→ **Written instruction**:
Locate and copy each line in the data that contains the word "Foshan".

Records
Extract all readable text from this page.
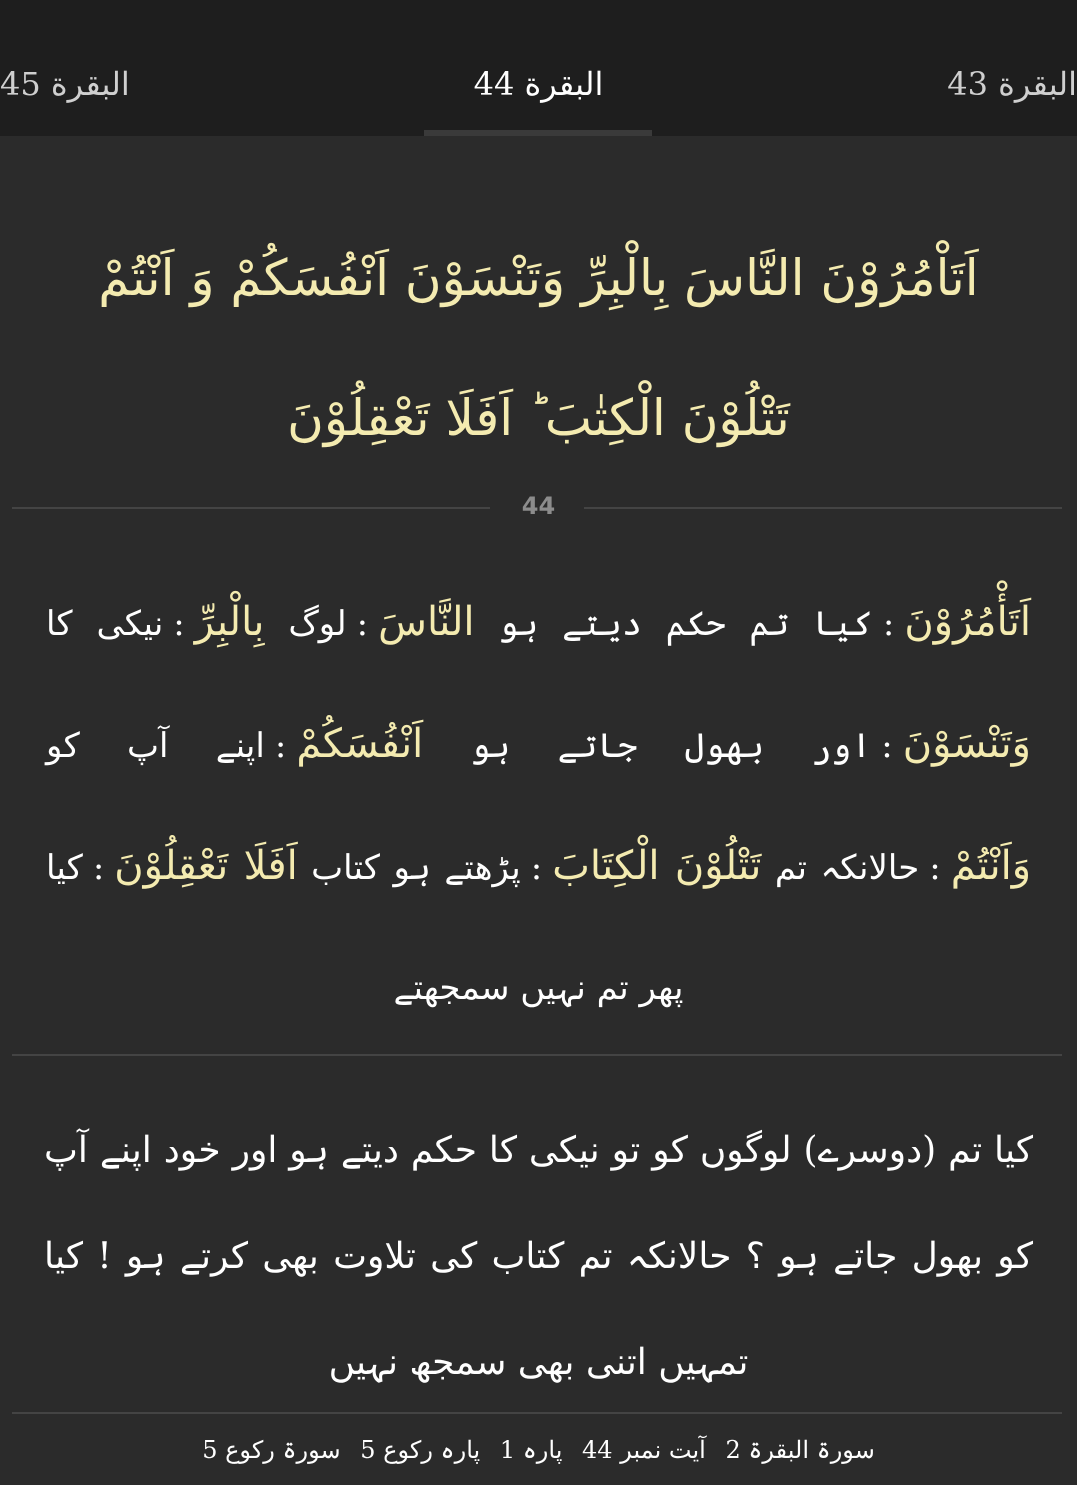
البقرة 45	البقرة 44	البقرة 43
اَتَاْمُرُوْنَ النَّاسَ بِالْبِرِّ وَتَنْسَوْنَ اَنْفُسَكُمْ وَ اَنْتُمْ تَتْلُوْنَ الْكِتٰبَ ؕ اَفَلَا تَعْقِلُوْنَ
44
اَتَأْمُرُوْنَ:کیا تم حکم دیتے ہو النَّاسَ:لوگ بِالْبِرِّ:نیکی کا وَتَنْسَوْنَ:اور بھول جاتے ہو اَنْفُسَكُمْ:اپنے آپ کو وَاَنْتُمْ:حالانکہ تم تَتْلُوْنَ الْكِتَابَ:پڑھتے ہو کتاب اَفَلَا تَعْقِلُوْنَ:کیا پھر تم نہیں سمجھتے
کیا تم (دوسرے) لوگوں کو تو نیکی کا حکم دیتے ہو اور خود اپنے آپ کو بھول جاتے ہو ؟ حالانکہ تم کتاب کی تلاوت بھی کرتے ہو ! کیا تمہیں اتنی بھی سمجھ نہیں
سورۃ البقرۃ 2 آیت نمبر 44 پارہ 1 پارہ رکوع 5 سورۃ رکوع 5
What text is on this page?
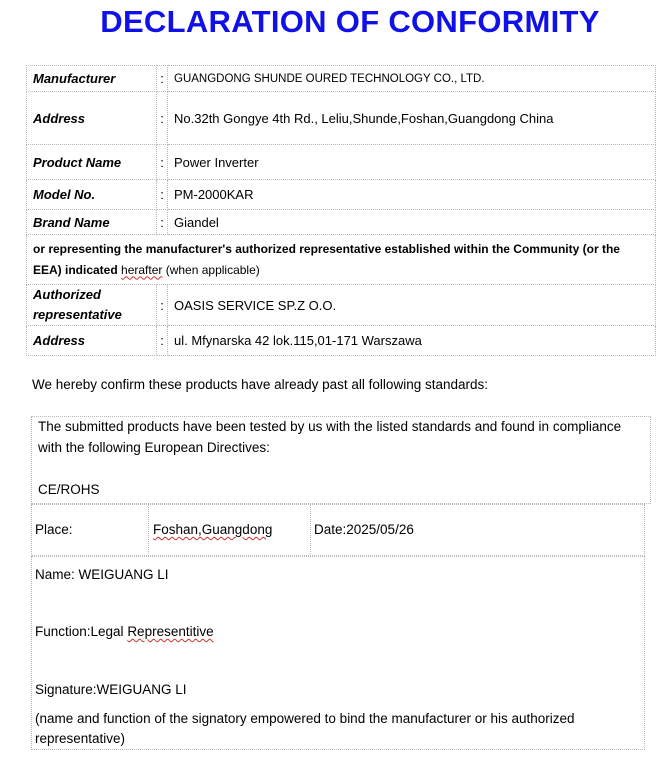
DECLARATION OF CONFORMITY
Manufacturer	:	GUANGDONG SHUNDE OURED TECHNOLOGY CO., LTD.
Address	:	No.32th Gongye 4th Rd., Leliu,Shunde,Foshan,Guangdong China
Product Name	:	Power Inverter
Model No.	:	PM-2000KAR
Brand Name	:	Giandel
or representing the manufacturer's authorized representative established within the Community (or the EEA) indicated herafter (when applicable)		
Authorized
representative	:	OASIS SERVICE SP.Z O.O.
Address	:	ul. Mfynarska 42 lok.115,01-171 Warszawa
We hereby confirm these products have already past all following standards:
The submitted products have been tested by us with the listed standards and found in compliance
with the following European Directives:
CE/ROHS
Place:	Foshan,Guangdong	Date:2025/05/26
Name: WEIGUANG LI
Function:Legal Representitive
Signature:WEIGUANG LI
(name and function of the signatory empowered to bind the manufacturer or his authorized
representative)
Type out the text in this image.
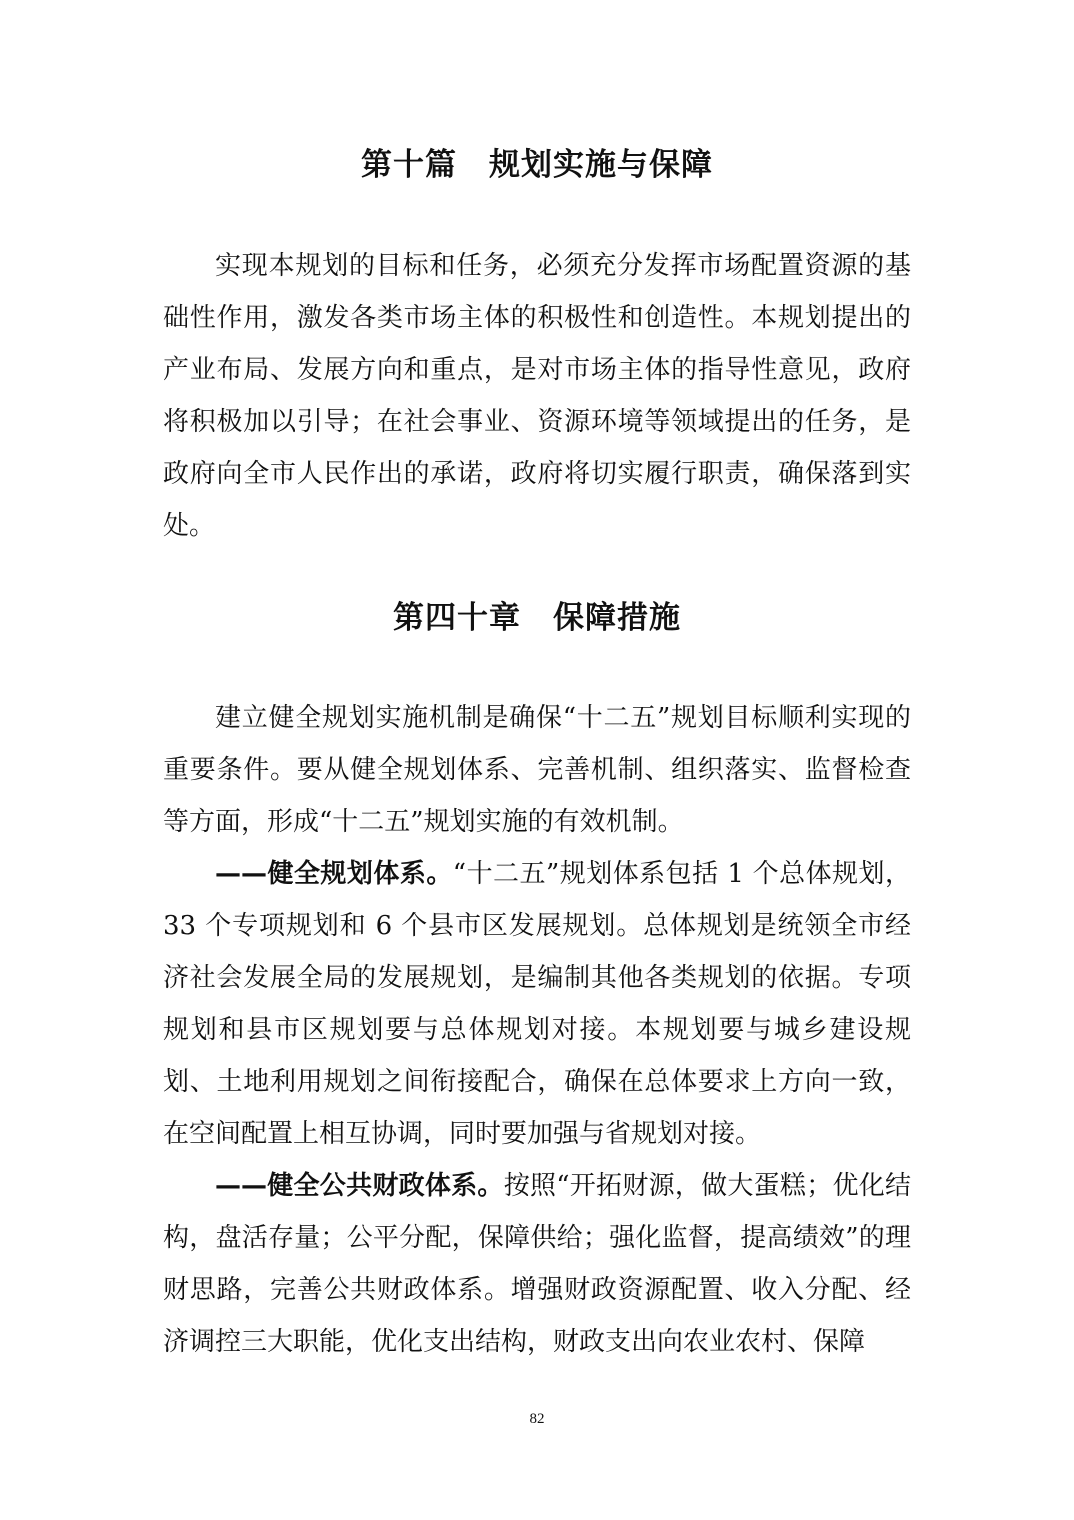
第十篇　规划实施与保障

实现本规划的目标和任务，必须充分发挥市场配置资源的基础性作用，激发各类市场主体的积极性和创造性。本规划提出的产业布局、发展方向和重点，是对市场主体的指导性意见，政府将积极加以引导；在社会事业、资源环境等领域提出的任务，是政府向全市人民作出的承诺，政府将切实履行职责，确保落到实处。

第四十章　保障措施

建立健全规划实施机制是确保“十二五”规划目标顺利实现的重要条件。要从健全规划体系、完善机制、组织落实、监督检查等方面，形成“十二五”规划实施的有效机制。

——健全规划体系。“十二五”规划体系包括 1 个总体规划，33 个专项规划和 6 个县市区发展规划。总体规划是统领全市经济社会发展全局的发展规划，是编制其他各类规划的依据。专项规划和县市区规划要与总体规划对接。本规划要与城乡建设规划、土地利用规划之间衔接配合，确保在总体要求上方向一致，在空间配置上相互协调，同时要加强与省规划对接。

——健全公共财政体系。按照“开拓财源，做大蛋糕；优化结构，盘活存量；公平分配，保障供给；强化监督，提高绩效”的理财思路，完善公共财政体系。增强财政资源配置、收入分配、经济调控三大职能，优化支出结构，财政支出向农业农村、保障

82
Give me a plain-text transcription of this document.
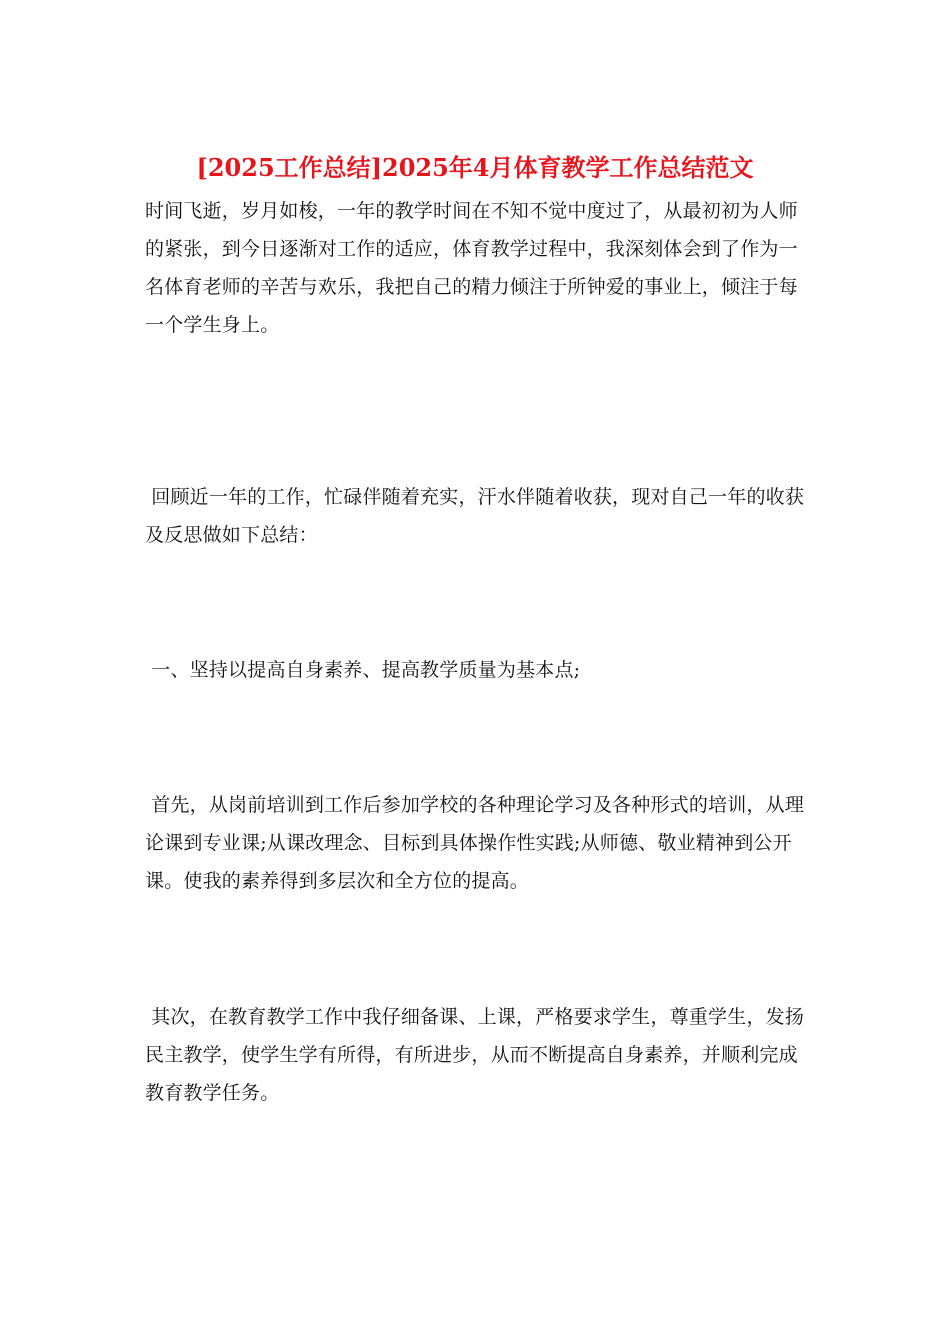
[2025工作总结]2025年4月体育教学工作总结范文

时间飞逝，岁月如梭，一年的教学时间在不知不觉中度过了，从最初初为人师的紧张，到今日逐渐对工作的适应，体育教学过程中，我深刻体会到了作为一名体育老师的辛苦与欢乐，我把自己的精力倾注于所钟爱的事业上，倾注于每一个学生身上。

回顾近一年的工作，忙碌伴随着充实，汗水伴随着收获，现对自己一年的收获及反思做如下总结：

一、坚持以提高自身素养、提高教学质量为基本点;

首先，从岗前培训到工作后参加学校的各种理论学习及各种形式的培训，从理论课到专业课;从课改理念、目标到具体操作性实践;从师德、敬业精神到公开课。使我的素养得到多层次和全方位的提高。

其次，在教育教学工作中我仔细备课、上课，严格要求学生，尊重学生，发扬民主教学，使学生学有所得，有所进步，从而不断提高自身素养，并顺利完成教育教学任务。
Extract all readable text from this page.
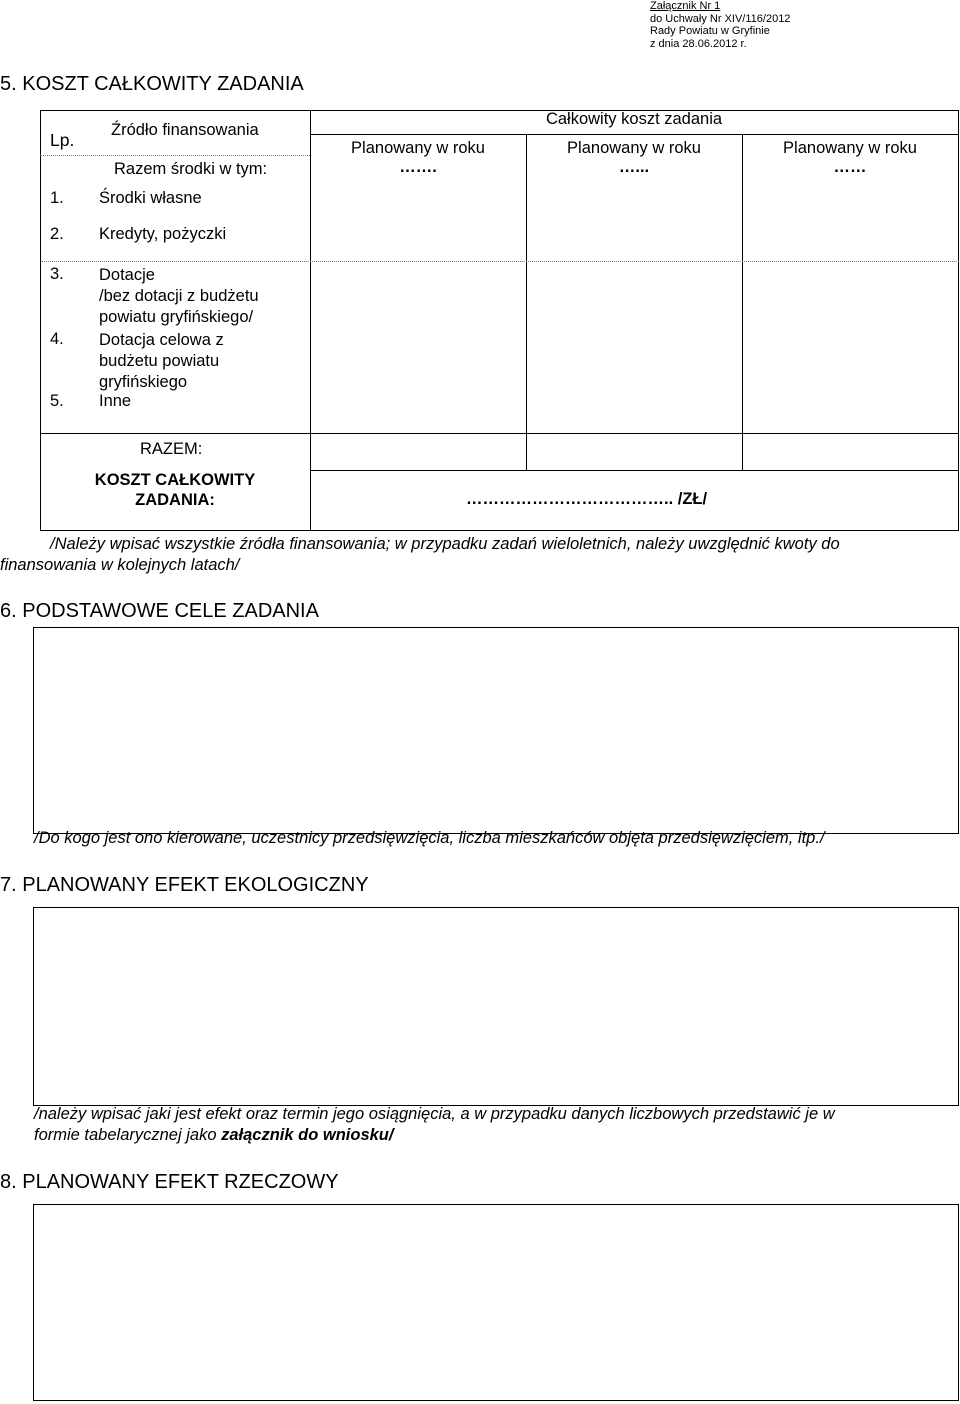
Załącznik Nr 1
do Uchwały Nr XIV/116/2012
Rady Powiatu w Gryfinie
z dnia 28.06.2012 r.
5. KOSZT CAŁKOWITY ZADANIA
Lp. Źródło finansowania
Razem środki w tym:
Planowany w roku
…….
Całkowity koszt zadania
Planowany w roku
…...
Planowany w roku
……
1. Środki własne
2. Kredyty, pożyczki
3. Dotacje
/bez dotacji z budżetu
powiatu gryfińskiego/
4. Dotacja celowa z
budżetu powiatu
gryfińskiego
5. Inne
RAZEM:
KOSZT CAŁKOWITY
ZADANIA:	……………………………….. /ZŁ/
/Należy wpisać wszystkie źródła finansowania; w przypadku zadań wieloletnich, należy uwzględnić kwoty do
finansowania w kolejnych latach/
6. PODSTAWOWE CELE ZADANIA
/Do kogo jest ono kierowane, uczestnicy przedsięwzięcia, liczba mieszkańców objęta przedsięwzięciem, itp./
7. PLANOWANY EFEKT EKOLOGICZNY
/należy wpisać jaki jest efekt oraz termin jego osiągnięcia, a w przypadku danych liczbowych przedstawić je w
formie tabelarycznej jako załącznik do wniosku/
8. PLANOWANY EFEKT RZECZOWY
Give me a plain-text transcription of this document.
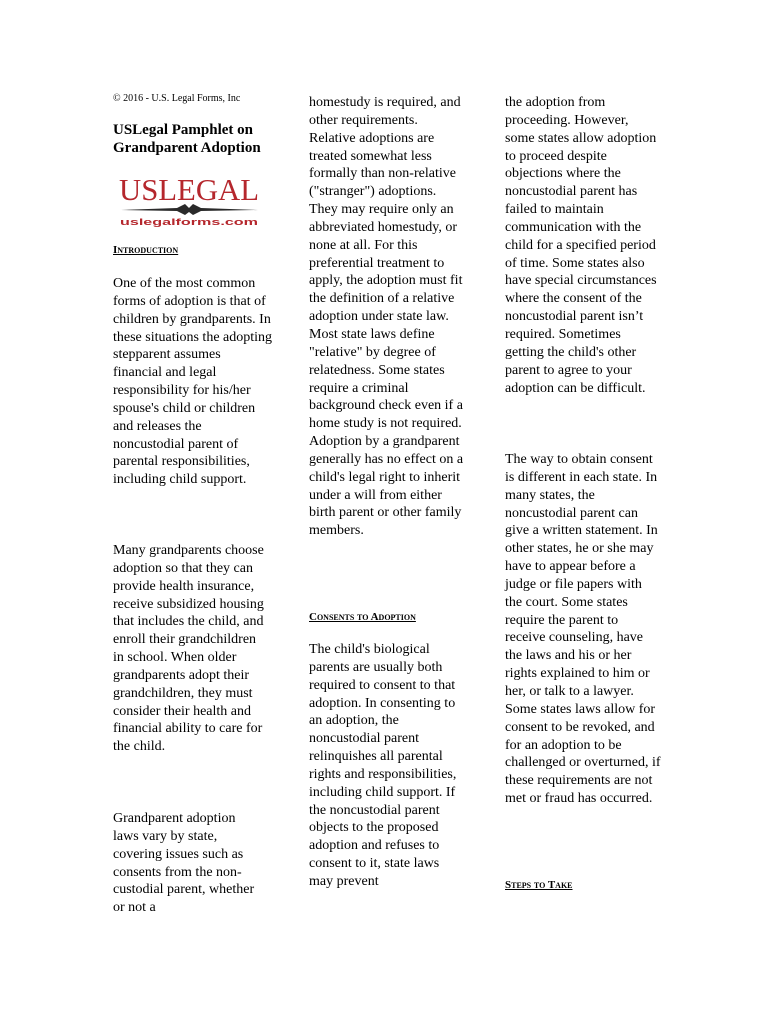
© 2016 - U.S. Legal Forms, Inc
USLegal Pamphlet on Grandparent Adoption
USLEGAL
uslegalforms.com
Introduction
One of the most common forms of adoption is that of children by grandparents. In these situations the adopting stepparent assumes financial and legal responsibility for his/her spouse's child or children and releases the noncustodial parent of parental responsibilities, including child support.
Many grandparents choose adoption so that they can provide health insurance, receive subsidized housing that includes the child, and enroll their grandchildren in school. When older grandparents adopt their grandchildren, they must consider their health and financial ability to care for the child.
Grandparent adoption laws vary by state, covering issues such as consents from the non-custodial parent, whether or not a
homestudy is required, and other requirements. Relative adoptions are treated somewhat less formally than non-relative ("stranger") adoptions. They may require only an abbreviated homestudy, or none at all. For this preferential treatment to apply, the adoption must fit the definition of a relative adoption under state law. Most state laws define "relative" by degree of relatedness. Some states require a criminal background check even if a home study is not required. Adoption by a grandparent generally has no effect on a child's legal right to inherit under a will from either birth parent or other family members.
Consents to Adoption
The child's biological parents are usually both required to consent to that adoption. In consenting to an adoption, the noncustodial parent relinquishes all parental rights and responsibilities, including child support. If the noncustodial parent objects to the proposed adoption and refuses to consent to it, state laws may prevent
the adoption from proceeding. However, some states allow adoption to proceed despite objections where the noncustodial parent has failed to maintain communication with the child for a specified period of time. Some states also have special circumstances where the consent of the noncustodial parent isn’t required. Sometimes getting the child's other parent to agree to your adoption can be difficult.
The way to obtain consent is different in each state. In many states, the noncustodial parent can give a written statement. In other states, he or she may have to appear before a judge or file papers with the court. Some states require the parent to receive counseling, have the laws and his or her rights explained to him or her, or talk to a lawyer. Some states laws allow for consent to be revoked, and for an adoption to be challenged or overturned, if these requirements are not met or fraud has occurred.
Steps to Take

→ **Written answer**:
Address	:	No.32th Gongye 4th Rd., Leliu,Shunde,Foshan,Guangdong China
Place:	Foshan,Guangdong	Date:2025/05/26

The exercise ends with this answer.